• Problem statement: Repeat each line word for word.

• Task data:
<<<<

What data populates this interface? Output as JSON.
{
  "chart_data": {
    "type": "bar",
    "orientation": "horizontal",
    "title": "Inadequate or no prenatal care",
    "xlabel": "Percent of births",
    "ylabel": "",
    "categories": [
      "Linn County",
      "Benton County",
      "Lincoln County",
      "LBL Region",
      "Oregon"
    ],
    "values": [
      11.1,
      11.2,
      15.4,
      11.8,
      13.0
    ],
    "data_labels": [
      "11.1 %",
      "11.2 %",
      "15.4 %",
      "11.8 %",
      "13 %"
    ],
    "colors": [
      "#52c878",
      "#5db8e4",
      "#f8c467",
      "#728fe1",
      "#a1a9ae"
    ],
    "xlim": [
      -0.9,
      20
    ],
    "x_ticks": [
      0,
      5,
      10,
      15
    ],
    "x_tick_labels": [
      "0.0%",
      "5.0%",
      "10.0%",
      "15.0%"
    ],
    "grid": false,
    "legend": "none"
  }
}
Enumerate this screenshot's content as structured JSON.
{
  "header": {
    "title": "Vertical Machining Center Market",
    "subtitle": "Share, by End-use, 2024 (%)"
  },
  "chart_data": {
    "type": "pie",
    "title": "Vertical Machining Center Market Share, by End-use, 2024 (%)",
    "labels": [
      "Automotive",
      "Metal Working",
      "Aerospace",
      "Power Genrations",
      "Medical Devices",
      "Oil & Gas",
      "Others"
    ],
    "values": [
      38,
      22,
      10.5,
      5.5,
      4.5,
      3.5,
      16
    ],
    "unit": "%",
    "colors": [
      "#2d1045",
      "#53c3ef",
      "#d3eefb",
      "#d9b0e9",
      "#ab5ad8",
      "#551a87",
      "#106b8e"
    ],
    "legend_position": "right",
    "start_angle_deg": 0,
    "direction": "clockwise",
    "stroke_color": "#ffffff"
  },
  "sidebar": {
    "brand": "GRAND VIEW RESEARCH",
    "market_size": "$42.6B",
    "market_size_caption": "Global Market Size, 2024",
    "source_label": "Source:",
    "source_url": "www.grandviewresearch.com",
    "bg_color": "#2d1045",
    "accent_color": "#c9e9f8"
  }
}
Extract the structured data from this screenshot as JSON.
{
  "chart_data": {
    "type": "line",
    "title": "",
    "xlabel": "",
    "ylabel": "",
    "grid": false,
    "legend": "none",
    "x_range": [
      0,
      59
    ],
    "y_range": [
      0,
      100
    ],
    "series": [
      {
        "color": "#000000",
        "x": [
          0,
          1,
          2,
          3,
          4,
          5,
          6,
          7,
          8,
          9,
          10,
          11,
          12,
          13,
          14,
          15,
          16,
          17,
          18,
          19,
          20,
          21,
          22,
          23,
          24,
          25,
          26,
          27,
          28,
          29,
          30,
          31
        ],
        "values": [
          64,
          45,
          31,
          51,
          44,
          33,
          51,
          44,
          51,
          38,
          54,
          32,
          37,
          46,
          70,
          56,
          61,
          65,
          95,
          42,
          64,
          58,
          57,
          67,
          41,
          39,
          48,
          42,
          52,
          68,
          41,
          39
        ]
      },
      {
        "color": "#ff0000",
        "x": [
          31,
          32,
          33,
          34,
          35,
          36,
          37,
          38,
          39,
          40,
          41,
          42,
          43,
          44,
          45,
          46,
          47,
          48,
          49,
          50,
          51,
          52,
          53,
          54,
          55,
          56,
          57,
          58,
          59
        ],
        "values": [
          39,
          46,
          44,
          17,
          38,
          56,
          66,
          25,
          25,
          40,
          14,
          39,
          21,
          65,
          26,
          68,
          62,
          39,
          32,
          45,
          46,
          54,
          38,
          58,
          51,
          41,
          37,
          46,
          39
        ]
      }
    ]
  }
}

>>>>

• Completed task:
What data populates this interface? Output as JSON.
{
  "chart_data": {
    "type": "bar",
    "orientation": "horizontal",
    "title": "Inadequate or no prenatal care",
    "xlabel": "Percent of births",
    "ylabel": "",
    "categories": [
      "Linn County",
      "Benton County",
      "Lincoln County",
      "LBL Region",
      "Oregon"
    ],
    "values": [
      11.1,
      11.2,
      15.4,
      11.8,
      13.0
    ],
    "data_labels": [
      "11.1 %",
      "11.2 %",
      "15.4 %",
      "11.8 %",
      "13 %"
    ],
    "colors": [
      "#52c878",
      "#5db8e4",
      "#f8c467",
      "#728fe1",
      "#a1a9ae"
    ],
    "xlim": [
      -0.9,
      20
    ],
    "x_ticks": [
      0,
      5,
      10,
      15
    ],
    "x_tick_labels": [
      "0.0%",
      "5.0%",
      "10.0%",
      "15.0%"
    ],
    "grid": false,
    "legend": "none"
  }
}
Enumerate this screenshot's content as structured JSON.
{
  "header": {
    "title": "Vertical Machining Center Market",
    "subtitle": "Share, by End-use, 2024 (%)"
  },
  "chart_data": {
    "type": "pie",
    "title": "Vertical Machining Center Market Share, by End-use, 2024 (%)",
    "labels": [
      "Automotive",
      "Metal Working",
      "Aerospace",
      "Power Genrations",
      "Medical Devices",
      "Oil & Gas",
      "Others"
    ],
    "values": [
      38,
      22,
      10.5,
      5.5,
      4.5,
      3.5,
      16
    ],
    "unit": "%",
    "colors": [
      "#2d1045",
      "#53c3ef",
      "#d3eefb",
      "#d9b0e9",
      "#ab5ad8",
      "#551a87",
      "#106b8e"
    ],
    "legend_position": "right",
    "start_angle_deg": 0,
    "direction": "clockwise",
    "stroke_color": "#ffffff"
  },
  "sidebar": {
    "brand": "GRAND VIEW RESEARCH",
    "market_size": "$42.6B",
    "market_size_caption": "Global Market Size, 2024",
    "source_label": "Source:",
    "source_url": "www.grandviewresearch.com",
    "bg_color": "#2d1045",
    "accent_color": "#c9e9f8"
  }
}
Extract the structured data from this screenshot as JSON.
{
  "chart_data": {
    "type": "line",
    "title": "",
    "xlabel": "",
    "ylabel": "",
    "grid": false,
    "legend": "none",
    "x_range": [
      0,
      59
    ],
    "y_range": [
      0,
      100
    ],
    "series": [
      {
        "color": "#000000",
        "x": [
          0,
          1,
          2,
          3,
          4,
          5,
          6,
          7,
          8,
          9,
          10,
          11,
          12,
          13,
          14,
          15,
          16,
          17,
          18,
          19,
          20,
          21,
          22,
          23,
          24,
          25,
          26,
          27,
          28,
          29,
          30,
          31
        ],
        "values": [
          64,
          45,
          31,
          51,
          44,
          33,
          51,
          44,
          51,
          38,
          54,
          32,
          37,
          46,
          70,
          56,
          61,
          65,
          95,
          42,
          64,
          58,
          57,
          67,
          41,
          39,
          48,
          42,
          52,
          68,
          41,
          39
        ]
      },
      {
        "color": "#ff0000",
        "x": [
          31,
          32,
          33,
          34,
          35,
          36,
          37,
          38,
          39,
          40,
          41,
          42,
          43,
          44,
          45,
          46,
          47,
          48,
          49,
          50,
          51,
          52,
          53,
          54,
          55,
          56,
          57,
          58,
          59
        ],
        "values": [
          39,
          46,
          44,
          17,
          38,
          56,
          66,
          25,
          25,
          40,
          14,
          39,
          21,
          65,
          26,
          68,
          62,
          39,
          32,
          45,
          46,
          54,
          38,
          58,
          51,
          41,
          37,
          46,
          39
        ]
      }
    ]
  }
}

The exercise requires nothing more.